What to produce: Copy each line of the entries that contains the word "color".

Entries shown:
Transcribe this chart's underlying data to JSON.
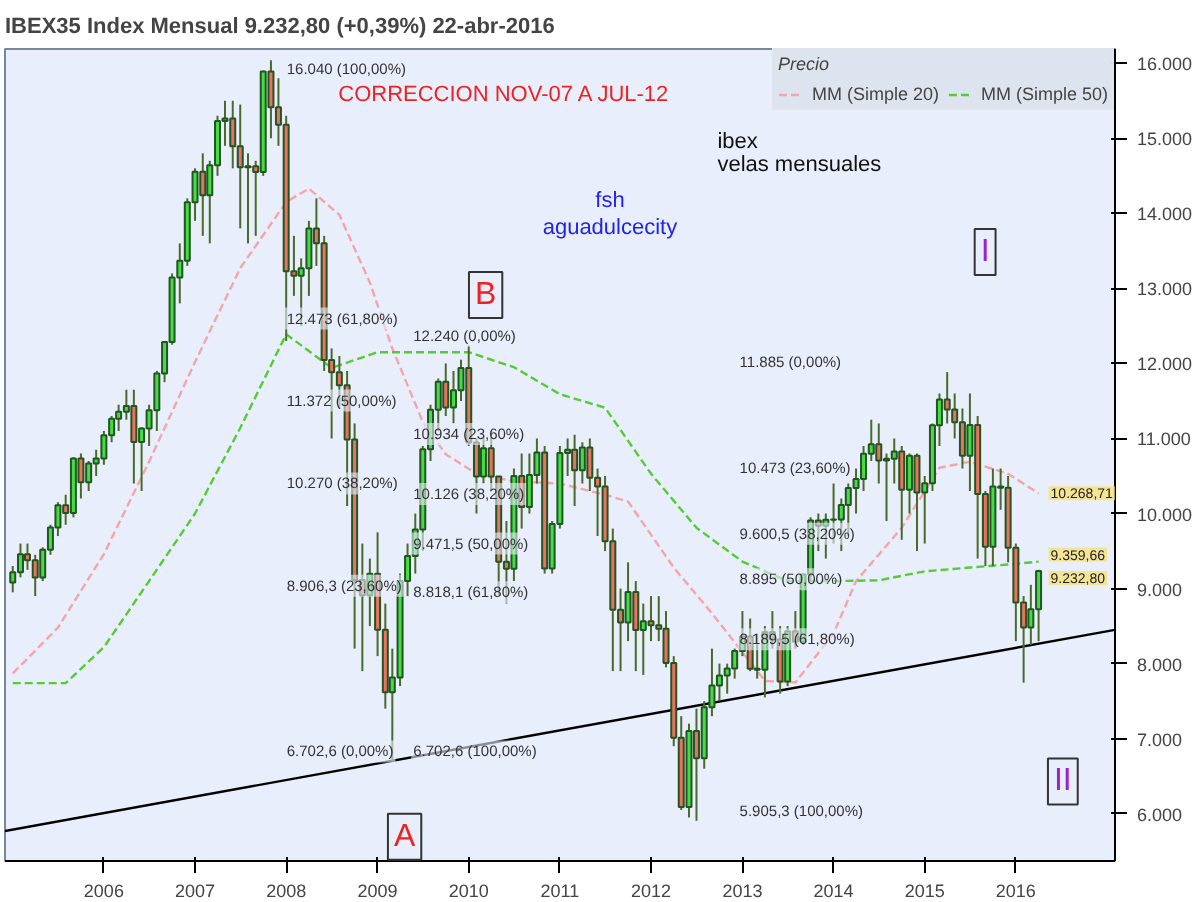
{
  "chart_data": {
    "type": "candlestick",
    "title": "IBEX35 Index   Mensual   9.232,80 (+0,39%)   22-abr-2016",
    "legend_title": "Precio",
    "legend": "top right",
    "x": [
      "2005-01",
      "2005-02",
      "2005-03",
      "2005-04",
      "2005-05",
      "2005-06",
      "2005-07",
      "2005-08",
      "2005-09",
      "2005-10",
      "2005-11",
      "2005-12",
      "2006-01",
      "2006-02",
      "2006-03",
      "2006-04",
      "2006-05",
      "2006-06",
      "2006-07",
      "2006-08",
      "2006-09",
      "2006-10",
      "2006-11",
      "2006-12",
      "2007-01",
      "2007-02",
      "2007-03",
      "2007-04",
      "2007-05",
      "2007-06",
      "2007-07",
      "2007-08",
      "2007-09",
      "2007-10",
      "2007-11",
      "2007-12",
      "2008-01",
      "2008-02",
      "2008-03",
      "2008-04",
      "2008-05",
      "2008-06",
      "2008-07",
      "2008-08",
      "2008-09",
      "2008-10",
      "2008-11",
      "2008-12",
      "2009-01",
      "2009-02",
      "2009-03",
      "2009-04",
      "2009-05",
      "2009-06",
      "2009-07",
      "2009-08",
      "2009-09",
      "2009-10",
      "2009-11",
      "2009-12",
      "2010-01",
      "2010-02",
      "2010-03",
      "2010-04",
      "2010-05",
      "2010-06",
      "2010-07",
      "2010-08",
      "2010-09",
      "2010-10",
      "2010-11",
      "2010-12",
      "2011-01",
      "2011-02",
      "2011-03",
      "2011-04",
      "2011-05",
      "2011-06",
      "2011-07",
      "2011-08",
      "2011-09",
      "2011-10",
      "2011-11",
      "2011-12",
      "2012-01",
      "2012-02",
      "2012-03",
      "2012-04",
      "2012-05",
      "2012-06",
      "2012-07",
      "2012-08",
      "2012-09",
      "2012-10",
      "2012-11",
      "2012-12",
      "2013-01",
      "2013-02",
      "2013-03",
      "2013-04",
      "2013-05",
      "2013-06",
      "2013-07",
      "2013-08",
      "2013-09",
      "2013-10",
      "2013-11",
      "2013-12",
      "2014-01",
      "2014-02",
      "2014-03",
      "2014-04",
      "2014-05",
      "2014-06",
      "2014-07",
      "2014-08",
      "2014-09",
      "2014-10",
      "2014-11",
      "2014-12",
      "2015-01",
      "2015-02",
      "2015-03",
      "2015-04",
      "2015-05",
      "2015-06",
      "2015-07",
      "2015-08",
      "2015-09",
      "2015-10",
      "2015-11",
      "2015-12",
      "2016-01",
      "2016-02",
      "2016-03",
      "2016-04"
    ],
    "ohlc": [
      [
        9080,
        9300,
        8950,
        9217
      ],
      [
        9217,
        9600,
        9150,
        9457
      ],
      [
        9457,
        9600,
        9250,
        9376
      ],
      [
        9376,
        9450,
        8900,
        9147
      ],
      [
        9147,
        9550,
        9100,
        9517
      ],
      [
        9517,
        9850,
        9450,
        9815
      ],
      [
        9815,
        10150,
        9700,
        10111
      ],
      [
        10111,
        10250,
        9850,
        10008
      ],
      [
        10008,
        10750,
        9950,
        10735
      ],
      [
        10735,
        10800,
        10200,
        10418
      ],
      [
        10418,
        10700,
        10300,
        10668
      ],
      [
        10668,
        10850,
        10500,
        10734
      ],
      [
        10734,
        11100,
        10650,
        11042
      ],
      [
        11042,
        11300,
        10950,
        11264
      ],
      [
        11264,
        11450,
        11100,
        11355
      ],
      [
        11355,
        11650,
        11250,
        11433
      ],
      [
        11433,
        11650,
        10400,
        10954
      ],
      [
        10954,
        11150,
        10300,
        11132
      ],
      [
        11132,
        11450,
        10900,
        11375
      ],
      [
        11375,
        11900,
        11100,
        11867
      ],
      [
        11867,
        12300,
        11750,
        12287
      ],
      [
        12287,
        13200,
        12250,
        13146
      ],
      [
        13146,
        13600,
        12800,
        13370
      ],
      [
        13370,
        14200,
        13300,
        14147
      ],
      [
        14147,
        14600,
        13900,
        14554
      ],
      [
        14554,
        14800,
        13700,
        14240
      ],
      [
        14240,
        14700,
        13600,
        14641
      ],
      [
        14641,
        15300,
        14500,
        15230
      ],
      [
        15230,
        15500,
        14900,
        15264
      ],
      [
        15264,
        15500,
        14600,
        14893
      ],
      [
        14893,
        15450,
        13800,
        14613
      ],
      [
        14613,
        14800,
        13600,
        14627
      ],
      [
        14627,
        14700,
        13700,
        14551
      ],
      [
        14551,
        15900,
        14500,
        15890
      ],
      [
        15890,
        16040,
        15000,
        15413
      ],
      [
        15413,
        15800,
        14900,
        15182
      ],
      [
        15182,
        15300,
        12300,
        13229
      ],
      [
        13229,
        13700,
        12900,
        13170
      ],
      [
        13170,
        13400,
        12500,
        13269
      ],
      [
        13269,
        13900,
        12900,
        13798
      ],
      [
        13798,
        14200,
        13300,
        13600
      ],
      [
        13600,
        13700,
        11900,
        12046
      ],
      [
        12046,
        12200,
        11000,
        11882
      ],
      [
        11882,
        12100,
        11400,
        11708
      ],
      [
        11708,
        11900,
        10100,
        10987
      ],
      [
        10987,
        11200,
        8200,
        9116
      ],
      [
        9116,
        9600,
        7900,
        8910
      ],
      [
        8910,
        9400,
        8500,
        9196
      ],
      [
        9196,
        9750,
        8100,
        8450
      ],
      [
        8450,
        8800,
        7400,
        7620
      ],
      [
        7620,
        8200,
        6702.6,
        7815
      ],
      [
        7815,
        9200,
        7700,
        9100
      ],
      [
        9100,
        9600,
        8900,
        9435
      ],
      [
        9435,
        10000,
        9200,
        9787
      ],
      [
        9787,
        10900,
        9500,
        10855
      ],
      [
        10855,
        11450,
        10700,
        11382
      ],
      [
        11382,
        11800,
        11100,
        11756
      ],
      [
        11756,
        12000,
        11300,
        11414
      ],
      [
        11414,
        11900,
        11200,
        11644
      ],
      [
        11644,
        12050,
        11500,
        11940
      ],
      [
        11940,
        12240,
        10900,
        10947
      ],
      [
        10947,
        11000,
        10000,
        10493
      ],
      [
        10493,
        11000,
        10400,
        10871
      ],
      [
        10871,
        11100,
        10300,
        10493
      ],
      [
        10493,
        10500,
        8900,
        9359
      ],
      [
        9359,
        9900,
        8800,
        9263
      ],
      [
        9263,
        10600,
        9100,
        10499
      ],
      [
        10499,
        10800,
        9800,
        10087
      ],
      [
        10087,
        10800,
        10000,
        10514
      ],
      [
        10514,
        11000,
        10400,
        10812
      ],
      [
        10812,
        10900,
        9200,
        9267
      ],
      [
        9267,
        9900,
        9200,
        9859
      ],
      [
        9859,
        10900,
        9800,
        10806
      ],
      [
        10806,
        11000,
        10500,
        10850
      ],
      [
        10850,
        11050,
        10100,
        10576
      ],
      [
        10576,
        10950,
        10400,
        10879
      ],
      [
        10879,
        11000,
        10300,
        10476
      ],
      [
        10476,
        10600,
        9700,
        10359
      ],
      [
        10359,
        10500,
        9500,
        9630
      ],
      [
        9630,
        9800,
        7900,
        8718
      ],
      [
        8718,
        9000,
        7900,
        8547
      ],
      [
        8547,
        9350,
        8300,
        8955
      ],
      [
        8955,
        9100,
        7900,
        8449
      ],
      [
        8449,
        8800,
        7850,
        8566
      ],
      [
        8566,
        8900,
        8300,
        8510
      ],
      [
        8510,
        8900,
        8300,
        8465
      ],
      [
        8465,
        8700,
        7950,
        8008
      ],
      [
        8008,
        8100,
        6900,
        7011
      ],
      [
        7011,
        7300,
        6050,
        6089
      ],
      [
        6089,
        7200,
        5950,
        7102
      ],
      [
        7102,
        7400,
        5905.3,
        6738
      ],
      [
        6738,
        7500,
        6600,
        7420
      ],
      [
        7420,
        8200,
        7300,
        7708
      ],
      [
        7708,
        8000,
        7500,
        7842
      ],
      [
        7842,
        8000,
        7600,
        7934
      ],
      [
        7934,
        8200,
        7800,
        8168
      ],
      [
        8168,
        8700,
        8100,
        8362
      ],
      [
        8362,
        8600,
        7900,
        7933
      ],
      [
        7933,
        8400,
        7800,
        7920
      ],
      [
        7920,
        8500,
        7550,
        8420
      ],
      [
        8420,
        8700,
        8200,
        8320
      ],
      [
        8320,
        8500,
        7600,
        7762
      ],
      [
        7762,
        8500,
        7700,
        8433
      ],
      [
        8433,
        8700,
        8200,
        8290
      ],
      [
        8290,
        9200,
        8250,
        9186
      ],
      [
        9186,
        9950,
        9100,
        9907
      ],
      [
        9907,
        10000,
        9500,
        9837
      ],
      [
        9837,
        10000,
        9400,
        9917
      ],
      [
        9917,
        10400,
        9600,
        9920
      ],
      [
        9920,
        10200,
        9500,
        10114
      ],
      [
        10114,
        10400,
        9700,
        10340
      ],
      [
        10340,
        10600,
        10000,
        10459
      ],
      [
        10459,
        10900,
        10300,
        10798
      ],
      [
        10798,
        11250,
        10700,
        10923
      ],
      [
        10923,
        11200,
        10400,
        10708
      ],
      [
        10708,
        10800,
        9900,
        10729
      ],
      [
        10729,
        11000,
        10400,
        10826
      ],
      [
        10826,
        10900,
        9650,
        10318
      ],
      [
        10318,
        10800,
        10000,
        10771
      ],
      [
        10771,
        10800,
        9500,
        10280
      ],
      [
        10280,
        10500,
        9600,
        10403
      ],
      [
        10403,
        11200,
        10300,
        11178
      ],
      [
        11178,
        11600,
        10900,
        11521
      ],
      [
        11521,
        11885,
        11200,
        11385
      ],
      [
        11385,
        11600,
        11000,
        11218
      ],
      [
        11218,
        11400,
        10600,
        10770
      ],
      [
        10770,
        11600,
        10300,
        11180
      ],
      [
        11180,
        11300,
        9400,
        10259
      ],
      [
        10259,
        10300,
        9300,
        9559
      ],
      [
        9559,
        10600,
        9300,
        10360
      ],
      [
        10360,
        10600,
        10050,
        10344
      ],
      [
        10344,
        10500,
        9350,
        9544
      ],
      [
        9544,
        9600,
        8300,
        8815
      ],
      [
        8815,
        8900,
        7746,
        8481
      ],
      [
        8481,
        9050,
        8250,
        8723
      ],
      [
        8723,
        9250,
        8300,
        9232.8
      ]
    ],
    "series": [
      {
        "name": "MM (Simple 20)",
        "type": "line",
        "line_style": "dashed",
        "color": "#f4a6a6",
        "x": [
          "2005-01",
          "2005-07",
          "2006-01",
          "2006-07",
          "2007-01",
          "2007-07",
          "2008-01",
          "2008-04",
          "2008-08",
          "2008-12",
          "2009-03",
          "2009-07",
          "2009-10",
          "2010-02",
          "2010-07",
          "2011-01",
          "2011-07",
          "2011-10",
          "2012-04",
          "2012-09",
          "2013-04",
          "2013-08",
          "2014-01",
          "2014-04",
          "2014-10",
          "2015-03",
          "2015-07",
          "2015-12",
          "2016-04"
        ],
        "values": [
          7870,
          8480,
          9460,
          10690,
          12020,
          13270,
          14150,
          14330,
          13980,
          13080,
          12200,
          11220,
          10790,
          10530,
          10430,
          10400,
          10250,
          10160,
          9280,
          8670,
          7770,
          7750,
          8400,
          9100,
          9810,
          10610,
          10690,
          10530,
          10268.71
        ]
      },
      {
        "name": "MM (Simple 50)",
        "type": "line",
        "line_style": "dashed",
        "color": "#55cc33",
        "x": [
          "2005-01",
          "2005-08",
          "2006-01",
          "2006-07",
          "2007-01",
          "2007-07",
          "2008-01",
          "2008-07",
          "2009-01",
          "2009-07",
          "2010-01",
          "2010-07",
          "2011-01",
          "2011-07",
          "2012-01",
          "2012-07",
          "2013-01",
          "2013-07",
          "2014-01",
          "2014-07",
          "2015-01",
          "2015-07",
          "2016-01",
          "2016-04"
        ],
        "values": [
          7740,
          7740,
          8220,
          9100,
          10000,
          11140,
          12390,
          11940,
          12150,
          12150,
          12150,
          11950,
          11590,
          11410,
          10530,
          9810,
          9360,
          9100,
          9100,
          9110,
          9230,
          9280,
          9330,
          9359.66
        ]
      },
      {
        "type": "line",
        "line_style": "solid",
        "color": "#000000",
        "x": [
          "2004-12",
          "2017-02"
        ],
        "values": [
          5770,
          8450
        ]
      }
    ],
    "xlim": [
      "2004-12",
      "2017-02"
    ],
    "xticks": [
      {
        "value": "2006-01",
        "label": "2006"
      },
      {
        "value": "2007-01",
        "label": "2007"
      },
      {
        "value": "2008-01",
        "label": "2008"
      },
      {
        "value": "2009-01",
        "label": "2009"
      },
      {
        "value": "2010-01",
        "label": "2010"
      },
      {
        "value": "2011-01",
        "label": "2011"
      },
      {
        "value": "2012-01",
        "label": "2012"
      },
      {
        "value": "2013-01",
        "label": "2013"
      },
      {
        "value": "2014-01",
        "label": "2014"
      },
      {
        "value": "2015-01",
        "label": "2015"
      },
      {
        "value": "2016-01",
        "label": "2016"
      }
    ],
    "ylim": [
      5370,
      16190
    ],
    "yticks": [
      {
        "value": 6000,
        "label": "6.000"
      },
      {
        "value": 7000,
        "label": "7.000"
      },
      {
        "value": 8000,
        "label": "8.000"
      },
      {
        "value": 9000,
        "label": "9.000"
      },
      {
        "value": 10000,
        "label": "10.000"
      },
      {
        "value": 11000,
        "label": "11.000"
      },
      {
        "value": 12000,
        "label": "12.000"
      },
      {
        "value": 13000,
        "label": "13.000"
      },
      {
        "value": 14000,
        "label": "14.000"
      },
      {
        "value": 15000,
        "label": "15.000"
      },
      {
        "value": 16000,
        "label": "16.000"
      }
    ],
    "grid": false,
    "annotations": [
      "CORRECCION NOV-07 A JUL-12",
      "fsh",
      "aguadulcecity",
      "ibex",
      "velas mensuales",
      "A",
      "B",
      "I",
      "II",
      "16.040 (100,00%)",
      "12.473 (61,80%)",
      "11.372 (50,00%)",
      "10.270 (38,20%)",
      "8.906,3 (23,60%)",
      "6.702,6 (0,00%)",
      "12.240 (0,00%)",
      "10.934 (23,60%)",
      "10.126 (38,20%)",
      "9.471,5 (50,00%)",
      "8.818,1 (61,80%)",
      "6.702,6 (100,00%)",
      "11.885 (0,00%)",
      "10.473 (23,60%)",
      "9.600,5 (38,20%)",
      "8.895 (50,00%)",
      "8.189,5 (61,80%)",
      "5.905,3 (100,00%)",
      {
        "text": "10.268,71",
        "x": "2016-04",
        "y": 10268.71
      },
      {
        "text": "9.359,66",
        "x": "2016-04",
        "y": 9359.66
      },
      {
        "text": "9.232,80",
        "x": "2016-04",
        "y": 9232.8
      }
    ]
  }
}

Exercise result:
        "color": "#f4a6a6",
        "color": "#55cc33",
        "color": "#000000",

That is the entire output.